**Page:**
** START **
Shepherding a Child’s Heart  contains something very different.
The book teaches you what your goals as a parent ought to be, and
how to pursue those ends practically. It teaches you how to engage
children about what really matters, how to address your child’s heart
by your words and actions. It teaches you how communication and
discipline work together when parents love wisely. It teaches you how
your objectives shift as infants grow into children and as children
grow into teenagers. Shepherding a Child’s Heart  will humble you. It
will inspire you to become a different kind of parent. It will teach you
how by precept and example.
Most books on parenting actually don’t understand what children
—or parents—are really like. Their advice builds on a foundation
untrue to Scripture, untrue to human reality. Their bits of good advice
mingle with bits of bad advice because the overarching vision is
faulty; their bits of good advice totter or misfire because the
balancing elements of wise parenting are neglected. Tedd Tripp’s
book on parenting is different. The cornerstone is accurately aligned.
Shepherding a Child’s Heart  understands you and your children truly,
so it leads in straight and wise paths. Tripp gives you a vision and he
makes it practical. You can’t ask for more.
Tedd Tripp is a seasoned parent, pastor, counselor, and school


principal. But more than that, he is a man who has listened well to
God and has wrestled out what it means to raise children. Listen well
to him, and wrestle out what it means to shepherd your child’s heart.
David Powlison
Christian Counseling and
Educational Foundation
Laverock, PA


Introduction
Jennifer was failing to do her homework. Her teacher called
Jennifer’s folks to solicit help. But her parents could not help.
Twelve-year-old Jennifer would not obey them. Jennifer was not
under their authority. They had hoped that school would provide the
direction and motivation they had not been able to provide for their
daughter.
This story is not unusual. By age ten to twelve, scores of children
have already left home. I am not referring to the tragic “Times Square
kids” in New York City or your community. I refer to numbers of
children who, by age ten to twelve, have effectively left Mom or Dad
as an authority or reference point for their lives.
Our culture has lost its way with respect to parenting. We are a
rudderless ship without a compass. We lack both a sense of direction
and the capacity to direct ourselves.
How has this happened? Several problems have converged at this
intersection in our time and culture.
Many people have children, but do not want to be parents. Our
culture has convinced them that they need to quench their personal
thirst for fulfillment. In a self-absorbed culture, children are a clear
liability.
Thus, parents spend minimal time with their children. The notion
of quality time is more attractive than the old idea of quantity time.
Today’s parents are part of the generation that threw off authority.
** END **
**Short task 1:**
Answer these from the parenting excerpt, one line each:
(a) How old is Jennifer?
(b) What roles does the excerpt list for Tedd Tripp?
(c) What had Jennifer's parents hoped school would provide?
**Short task 2:** Extend the parenting excerpt past its final sentence, keeping its voice and line of argument.

**Supplied information:**
** START **
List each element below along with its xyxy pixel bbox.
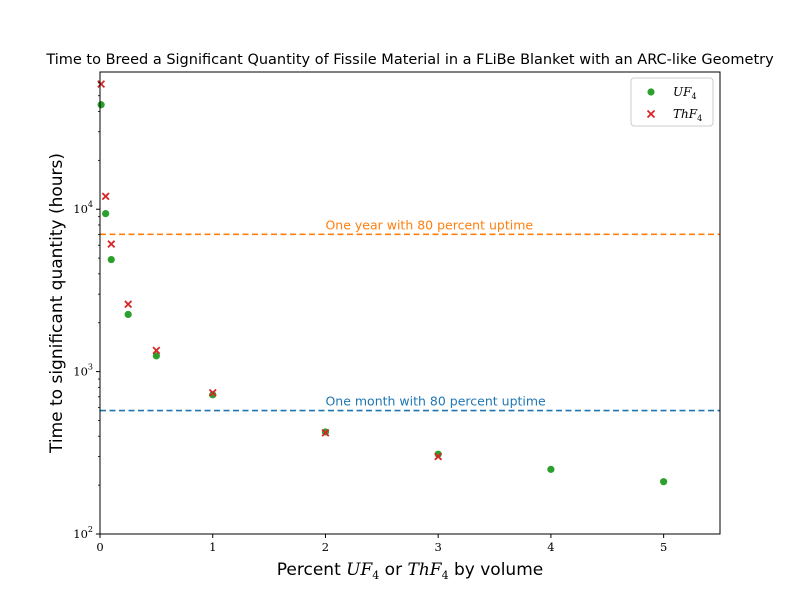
** END **
**Expected answer 1:**
(a) Twelve.
(b) Parent, pastor, counselor, and school principal.
(c) The direction and motivation they had not been able to provide for their daughter.

**Expected answer 2:**
The racial and antiwar protests of the 1960s powerfully shaped their
ideas. The protest movement took on the establishment. It changed
the way we think about authority and the rights of the individual.
As a result, it is no longer culturally acceptable for Dad to be the
“boss” at home. Mom doesn’t obediently do what Dad says, or at least


pretend she does. Dad, for his part, no longer lives in fear of the boss
or of being fired through caprice. Yesterday’s bosses used authority to
accomplish their goals. Today’s bosses use bonuses and incentives.
What is my point? Simply this: Children raised in this climate no
longer sit in neat rows in school. They no longer ask permission to
speak. They no longer fear the consequences of talking back to their
parents. They do not accept a submis-sive role in life.
How does this bear on parenting? The old ways of parenting no
longer work. Old authoritarian ways are ineffective, but we do not
know any new ways to do the job.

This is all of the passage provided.